* **Exercise prompt**
Every record here should be printed again exactly.

-------- Data supplied

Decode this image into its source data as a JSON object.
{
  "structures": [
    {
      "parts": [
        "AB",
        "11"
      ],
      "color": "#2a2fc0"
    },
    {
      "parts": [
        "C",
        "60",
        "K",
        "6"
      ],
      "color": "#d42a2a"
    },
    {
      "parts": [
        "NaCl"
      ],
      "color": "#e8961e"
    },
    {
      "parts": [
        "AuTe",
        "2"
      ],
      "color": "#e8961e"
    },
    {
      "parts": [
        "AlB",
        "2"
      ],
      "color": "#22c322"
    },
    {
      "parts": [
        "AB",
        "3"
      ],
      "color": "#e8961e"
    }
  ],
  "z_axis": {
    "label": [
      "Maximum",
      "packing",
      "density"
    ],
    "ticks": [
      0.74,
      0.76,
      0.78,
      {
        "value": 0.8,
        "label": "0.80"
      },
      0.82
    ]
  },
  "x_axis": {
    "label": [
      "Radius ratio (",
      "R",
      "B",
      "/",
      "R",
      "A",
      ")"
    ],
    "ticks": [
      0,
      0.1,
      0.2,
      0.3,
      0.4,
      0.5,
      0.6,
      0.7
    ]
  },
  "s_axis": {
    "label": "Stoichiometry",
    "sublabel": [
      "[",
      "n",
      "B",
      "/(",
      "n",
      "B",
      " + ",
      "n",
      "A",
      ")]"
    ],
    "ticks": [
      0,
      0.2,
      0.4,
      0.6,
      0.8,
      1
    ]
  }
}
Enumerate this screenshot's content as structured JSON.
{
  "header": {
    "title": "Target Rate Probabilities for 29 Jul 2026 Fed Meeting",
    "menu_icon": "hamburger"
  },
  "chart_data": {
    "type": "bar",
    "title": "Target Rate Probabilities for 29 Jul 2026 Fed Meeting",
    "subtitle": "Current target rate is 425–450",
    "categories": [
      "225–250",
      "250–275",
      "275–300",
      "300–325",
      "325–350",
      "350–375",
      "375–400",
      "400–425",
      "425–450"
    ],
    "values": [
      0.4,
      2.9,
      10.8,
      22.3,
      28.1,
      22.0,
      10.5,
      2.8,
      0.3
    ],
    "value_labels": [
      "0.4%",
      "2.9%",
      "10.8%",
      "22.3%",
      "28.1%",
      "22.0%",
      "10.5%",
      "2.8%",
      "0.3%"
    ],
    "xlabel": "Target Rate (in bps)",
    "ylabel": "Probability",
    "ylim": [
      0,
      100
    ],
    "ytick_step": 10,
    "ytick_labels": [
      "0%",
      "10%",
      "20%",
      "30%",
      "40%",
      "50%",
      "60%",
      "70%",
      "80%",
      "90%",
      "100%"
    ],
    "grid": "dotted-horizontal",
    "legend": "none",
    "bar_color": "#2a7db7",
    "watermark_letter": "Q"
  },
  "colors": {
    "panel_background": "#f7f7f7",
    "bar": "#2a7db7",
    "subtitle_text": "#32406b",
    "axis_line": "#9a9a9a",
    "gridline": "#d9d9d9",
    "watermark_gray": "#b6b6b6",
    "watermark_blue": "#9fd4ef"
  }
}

----------------

* **Solution to this exercise**
Decode this image into its source data as a JSON object.
{
  "structures": [
    {
      "parts": [
        "AB",
        "11"
      ],
      "color": "#2a2fc0"
    },
    {
      "parts": [
        "C",
        "60",
        "K",
        "6"
      ],
      "color": "#d42a2a"
    },
    {
      "parts": [
        "NaCl"
      ],
      "color": "#e8961e"
    },
    {
      "parts": [
        "AuTe",
        "2"
      ],
      "color": "#e8961e"
    },
    {
      "parts": [
        "AlB",
        "2"
      ],
      "color": "#22c322"
    },
    {
      "parts": [
        "AB",
        "3"
      ],
      "color": "#e8961e"
    }
  ],
  "z_axis": {
    "label": [
      "Maximum",
      "packing",
      "density"
    ],
    "ticks": [
      0.74,
      0.76,
      0.78,
      {
        "value": 0.8,
        "label": "0.80"
      },
      0.82
    ]
  },
  "x_axis": {
    "label": [
      "Radius ratio (",
      "R",
      "B",
      "/",
      "R",
      "A",
      ")"
    ],
    "ticks": [
      0,
      0.1,
      0.2,
      0.3,
      0.4,
      0.5,
      0.6,
      0.7
    ]
  },
  "s_axis": {
    "label": "Stoichiometry",
    "sublabel": [
      "[",
      "n",
      "B",
      "/(",
      "n",
      "B",
      " + ",
      "n",
      "A",
      ")]"
    ],
    "ticks": [
      0,
      0.2,
      0.4,
      0.6,
      0.8,
      1
    ]
  }
}
Enumerate this screenshot's content as structured JSON.
{
  "header": {
    "title": "Target Rate Probabilities for 29 Jul 2026 Fed Meeting",
    "menu_icon": "hamburger"
  },
  "chart_data": {
    "type": "bar",
    "title": "Target Rate Probabilities for 29 Jul 2026 Fed Meeting",
    "subtitle": "Current target rate is 425–450",
    "categories": [
      "225–250",
      "250–275",
      "275–300",
      "300–325",
      "325–350",
      "350–375",
      "375–400",
      "400–425",
      "425–450"
    ],
    "values": [
      0.4,
      2.9,
      10.8,
      22.3,
      28.1,
      22.0,
      10.5,
      2.8,
      0.3
    ],
    "value_labels": [
      "0.4%",
      "2.9%",
      "10.8%",
      "22.3%",
      "28.1%",
      "22.0%",
      "10.5%",
      "2.8%",
      "0.3%"
    ],
    "xlabel": "Target Rate (in bps)",
    "ylabel": "Probability",
    "ylim": [
      0,
      100
    ],
    "ytick_step": 10,
    "ytick_labels": [
      "0%",
      "10%",
      "20%",
      "30%",
      "40%",
      "50%",
      "60%",
      "70%",
      "80%",
      "90%",
      "100%"
    ],
    "grid": "dotted-horizontal",
    "legend": "none",
    "bar_color": "#2a7db7",
    "watermark_letter": "Q"
  },
  "colors": {
    "panel_background": "#f7f7f7",
    "bar": "#2a7db7",
    "subtitle_text": "#32406b",
    "axis_line": "#9a9a9a",
    "gridline": "#d9d9d9",
    "watermark_gray": "#b6b6b6",
    "watermark_blue": "#9fd4ef"
  }
}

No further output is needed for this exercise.